---------- PAGE TEXT

Saturday, March 05, 2005
UC rival pulls out of nuke lab bid
Los Alamos victory could come at cost to Lawrence Livermore
By Ian Hoffman, STAFF WRITER
Inside Bay Area
The sole firm experienced in running large, federal research labs has dropped out of the competition to operate Los Alamos National Laboratory, improving the odds that the University of California will keep running the birthplace of the bomb.
As a matter of political logic, however, what's good for the university at Los Alamos could make for tougher going at Los Alamos' sister nuclear-weapons lab, Lawrence Livermore, in UC's back yard.
For months, some officials at those and other federal labs have wondered whether Congress and the Energy Department, having thrown all three of the university's contracts for running federal labs open to challenge, could tolerate the university winning more than two of them.

--------------------

SET TASK A:
In the stored dataset rows, take the stretch from the line containing "- value-cell: 35%: [810, 1020, 963, 1063]" through the line containing "- value-cell: 32%: [810, 1358, 963, 1401]" and swap every "value-cell" for "data-cell". Output only those lines, with nothing else changed.

---------- INFORMATION SUPPLIED

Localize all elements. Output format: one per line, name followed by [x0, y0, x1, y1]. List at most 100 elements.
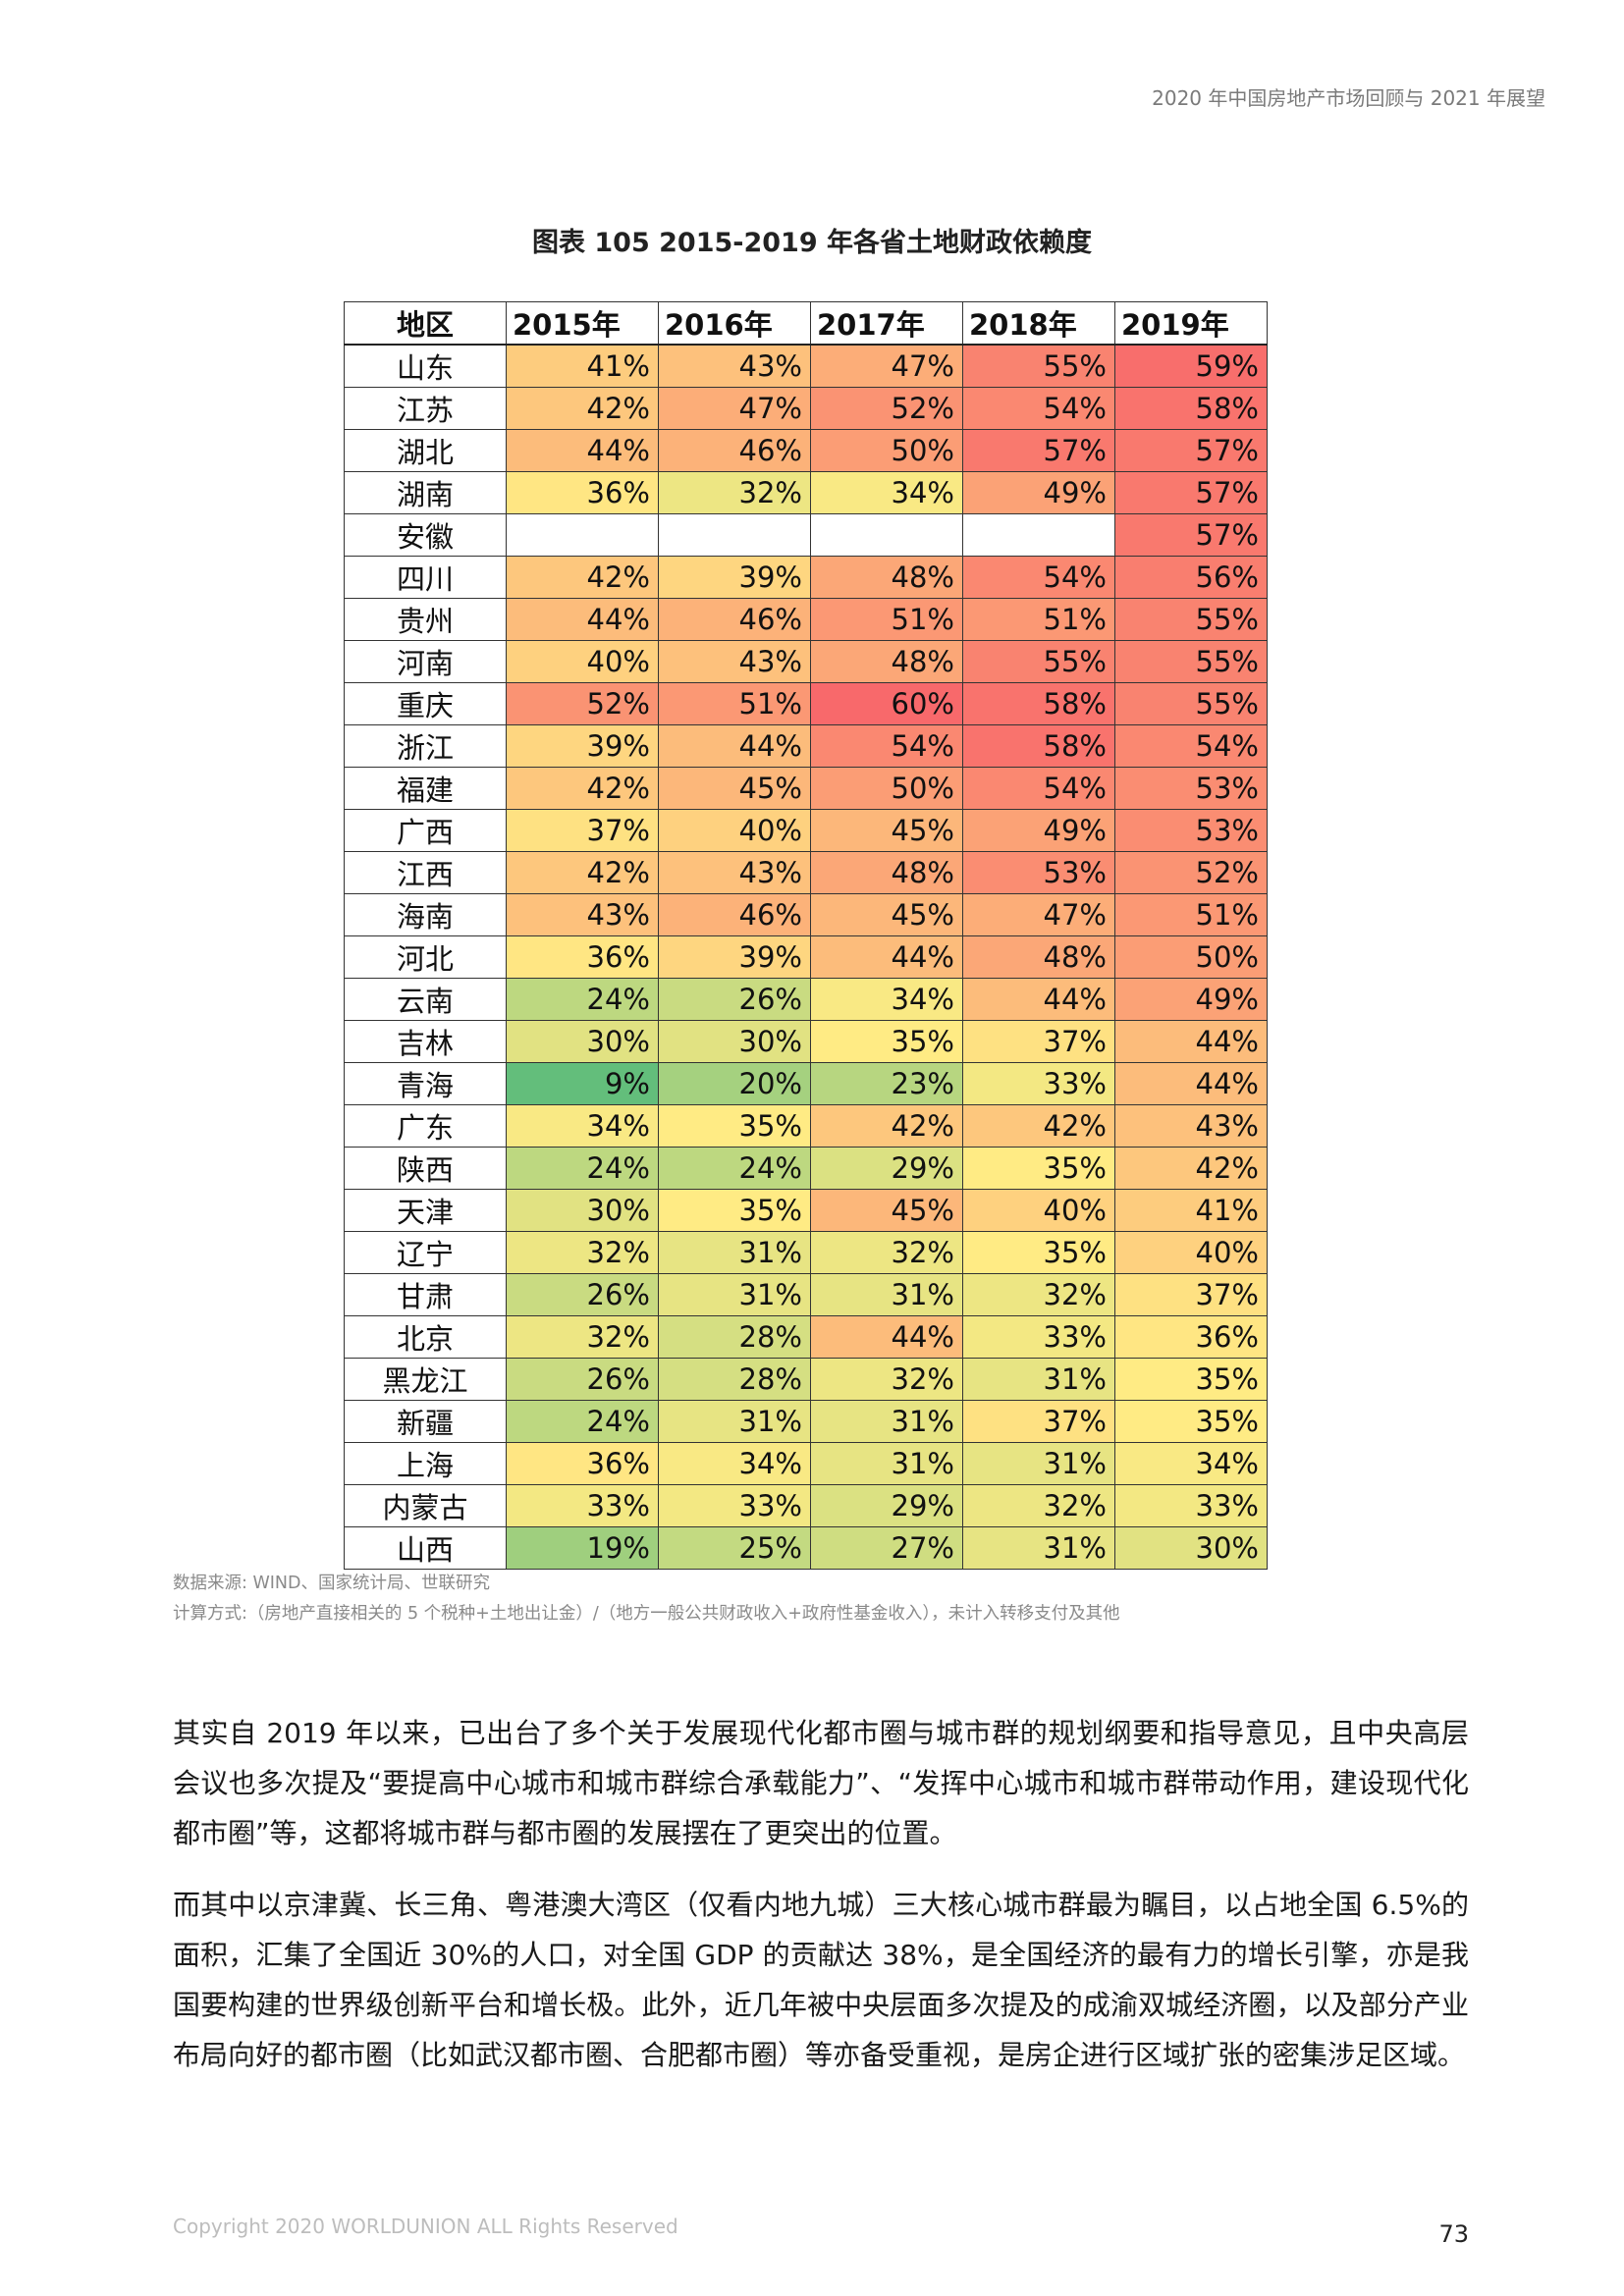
- value-cell: 35%: [810, 1020, 963, 1063]
- region-cell: 福建: [344, 767, 507, 810]
- value-cell: 36%: [1114, 1315, 1268, 1359]
- value-cell: 41%: [1114, 1189, 1268, 1232]
- region-cell: 黑龙江: [344, 1358, 507, 1401]
- region-cell: 广东: [344, 1104, 507, 1148]
- table-row: 河北 36% 39% 44% 48% 50%: [344, 935, 1268, 979]
- table-row: 辽宁 32% 31% 32% 35% 40%: [344, 1231, 1268, 1274]
- value-cell: 44%: [1114, 1020, 1268, 1063]
- region-cell: 海南: [344, 893, 507, 936]
- value-cell: 48%: [810, 556, 963, 599]
- value-cell: 24%: [658, 1147, 811, 1190]
- value-cell: 47%: [962, 893, 1115, 936]
- table-row: 青海 9% 20% 23% 33% 44%: [344, 1062, 1268, 1105]
- value-cell: 60%: [810, 682, 963, 725]
- heatmap-table-container: 地区 2015年 2016年 2017年 2018年 2019年 山东 41% 43…: [344, 301, 1268, 1570]
- region-cell: 吉林: [344, 1020, 507, 1063]
- table-row: 广东 34% 35% 42% 42% 43%: [344, 1104, 1268, 1148]
- value-cell: 43%: [658, 640, 811, 683]
- value-cell: 55%: [1114, 598, 1268, 641]
- region-cell: 河南: [344, 640, 507, 683]
- region-cell: 陕西: [344, 1147, 507, 1190]
- region-cell: 甘肃: [344, 1273, 507, 1316]
- region-cell: 内蒙古: [344, 1484, 507, 1527]
- table-row: 重庆 52% 51% 60% 58% 55%: [344, 682, 1268, 725]
- value-cell: 55%: [1114, 682, 1268, 725]
- value-cell: 53%: [1114, 767, 1268, 810]
- column-header-year: 2019年: [1114, 301, 1268, 346]
- value-cell: 39%: [658, 935, 811, 979]
- value-cell: 55%: [1114, 640, 1268, 683]
- value-cell: 32%: [810, 1358, 963, 1401]
- value-cell: 31%: [962, 1442, 1115, 1485]
- column-header-year: 2016年: [658, 301, 811, 346]
- value-cell: 29%: [810, 1484, 963, 1527]
- value-cell: 42%: [506, 556, 659, 599]
- value-cell: 48%: [810, 640, 963, 683]
- value-cell: 24%: [506, 1400, 659, 1443]
- value-cell: 51%: [962, 598, 1115, 641]
- value-cell: 45%: [810, 1189, 963, 1232]
- value-cell: 44%: [506, 429, 659, 472]
- region-cell: 青海: [344, 1062, 507, 1105]
- table-row: 上海 36% 34% 31% 31% 34%: [344, 1442, 1268, 1485]
- value-cell: 54%: [962, 556, 1115, 599]
- value-cell: 9%: [506, 1062, 659, 1105]
- value-cell: [810, 513, 963, 557]
- value-cell: 43%: [658, 344, 811, 388]
- value-cell: 58%: [1114, 387, 1268, 430]
- column-header-year: 2017年: [810, 301, 963, 346]
- value-cell: 28%: [658, 1315, 811, 1359]
- table-row: 吉林 30% 30% 35% 37% 44%: [344, 1020, 1268, 1063]
- value-cell: [658, 513, 811, 557]
- region-cell: 江西: [344, 851, 507, 894]
- value-cell: 42%: [810, 1104, 963, 1148]
- table-row: 四川 42% 39% 48% 54% 56%: [344, 556, 1268, 599]
- value-cell: 50%: [810, 767, 963, 810]
- value-cell: 32%: [658, 471, 811, 514]
- table-row: 山西 19% 25% 27% 31% 30%: [344, 1526, 1268, 1570]
- value-cell: 23%: [810, 1062, 963, 1105]
- table-row: 内蒙古 33% 33% 29% 32% 33%: [344, 1484, 1268, 1527]
- value-cell: 50%: [1114, 935, 1268, 979]
- value-cell: 54%: [1114, 724, 1268, 768]
- region-cell: 贵州: [344, 598, 507, 641]
- table-body: 山东 41% 43% 47% 55% 59% 江苏 42% 47% 52% 54% 58% 湖北 44% 4…: [344, 344, 1268, 1570]
- region-cell: 江苏: [344, 387, 507, 430]
- value-cell: 44%: [810, 935, 963, 979]
- region-cell: 辽宁: [344, 1231, 507, 1274]
- value-cell: 54%: [962, 387, 1115, 430]
- value-cell: 48%: [810, 851, 963, 894]
- value-cell: 31%: [658, 1231, 811, 1274]
- table-row: 甘肃 26% 31% 31% 32% 37%: [344, 1273, 1268, 1316]
- page-number: 73: [1438, 2220, 1469, 2248]
- value-cell: 52%: [506, 682, 659, 725]
- table-row: 海南 43% 46% 45% 47% 51%: [344, 893, 1268, 936]
- value-cell: 54%: [962, 767, 1115, 810]
- value-cell: 42%: [1114, 1147, 1268, 1190]
- table-row: 福建 42% 45% 50% 54% 53%: [344, 767, 1268, 810]
- value-cell: 35%: [658, 1189, 811, 1232]
- region-cell: 湖北: [344, 429, 507, 472]
- value-cell: 44%: [658, 724, 811, 768]
- value-cell: 31%: [810, 1400, 963, 1443]
- value-cell: 30%: [1114, 1526, 1268, 1570]
- land-finance-dependency-table: 地区 2015年 2016年 2017年 2018年 2019年 山东 41% 43…: [344, 301, 1268, 1570]
- table-header-row: 地区 2015年 2016年 2017年 2018年 2019年: [344, 301, 1268, 346]
- region-cell: 湖南: [344, 471, 507, 514]
- value-cell: 57%: [1114, 471, 1268, 514]
- region-cell: 重庆: [344, 682, 507, 725]
- value-cell: 34%: [658, 1442, 811, 1485]
- value-cell: 57%: [962, 429, 1115, 472]
- table-row: 新疆 24% 31% 31% 37% 35%: [344, 1400, 1268, 1443]
- value-cell: 31%: [962, 1358, 1115, 1401]
- body-paragraph: 其实自 2019 年以来，已出台了多个关于发展现代化都市圈与城市群的规划纲要和指…: [173, 1717, 1469, 1849]
- value-cell: 31%: [658, 1273, 811, 1316]
- value-cell: 19%: [506, 1526, 659, 1570]
- value-cell: 41%: [506, 344, 659, 388]
- value-cell: 47%: [658, 387, 811, 430]
- region-cell: 天津: [344, 1189, 507, 1232]
- value-cell: 32%: [962, 1273, 1115, 1316]
- value-cell: 44%: [1114, 1062, 1268, 1105]
- region-cell: 河北: [344, 935, 507, 979]
- value-cell: 34%: [1114, 1442, 1268, 1485]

--------------------

SET TASK B:
Return the full article on the Los Alamos lab bid word for word.

EXERCISE OUTPUT A:
- data-cell: 35%: [810, 1020, 963, 1063]
- region-cell: 福建: [344, 767, 507, 810]
- data-cell: 36%: [1114, 1315, 1268, 1359]
- data-cell: 41%: [1114, 1189, 1268, 1232]
- region-cell: 黑龙江: [344, 1358, 507, 1401]
- region-cell: 广东: [344, 1104, 507, 1148]
- table-row: 河北 36% 39% 44% 48% 50%: [344, 935, 1268, 979]
- table-row: 辽宁 32% 31% 32% 35% 40%: [344, 1231, 1268, 1274]
- data-cell: 44%: [1114, 1020, 1268, 1063]
- region-cell: 海南: [344, 893, 507, 936]
- data-cell: 48%: [810, 556, 963, 599]
- data-cell: 24%: [658, 1147, 811, 1190]
- data-cell: 47%: [962, 893, 1115, 936]
- table-row: 青海 9% 20% 23% 33% 44%: [344, 1062, 1268, 1105]
- data-cell: 60%: [810, 682, 963, 725]
- heatmap-table-container: 地区 2015年 2016年 2017年 2018年 2019年 山东 41% 43…: [344, 301, 1268, 1570]
- region-cell: 吉林: [344, 1020, 507, 1063]
- table-row: 广东 34% 35% 42% 42% 43%: [344, 1104, 1268, 1148]
- data-cell: 43%: [658, 640, 811, 683]
- data-cell: 55%: [1114, 598, 1268, 641]
- region-cell: 河南: [344, 640, 507, 683]
- region-cell: 陕西: [344, 1147, 507, 1190]
- region-cell: 甘肃: [344, 1273, 507, 1316]
- region-cell: 内蒙古: [344, 1484, 507, 1527]
- table-row: 重庆 52% 51% 60% 58% 55%: [344, 682, 1268, 725]
- data-cell: 55%: [1114, 682, 1268, 725]
- data-cell: 53%: [1114, 767, 1268, 810]
- column-header-year: 2019年: [1114, 301, 1268, 346]
- data-cell: 39%: [658, 935, 811, 979]
- data-cell: 55%: [1114, 640, 1268, 683]
- data-cell: 32%: [810, 1358, 963, 1401]

EXERCISE OUTPUT B:
Saturday, March 05, 2005
UC rival pulls out of nuke lab bid
Los Alamos victory could come at cost to Lawrence Livermore
By Ian Hoffman, STAFF WRITER
Inside Bay Area
The sole firm experienced in running large, federal research labs has dropped out of the competition to operate Los Alamos National Laboratory, improving the odds that the University of California will keep running the birthplace of the bomb.
As a matter of political logic, however, what's good for the university at Los Alamos could make for tougher going at Los Alamos' sister nuclear-weapons lab, Lawrence Livermore, in UC's back yard.
For months, some officials at those and other federal labs have wondered whether Congress and the Energy Department, having thrown all three of the university's contracts for running federal labs open to challenge, could tolerate the university winning more than two of them.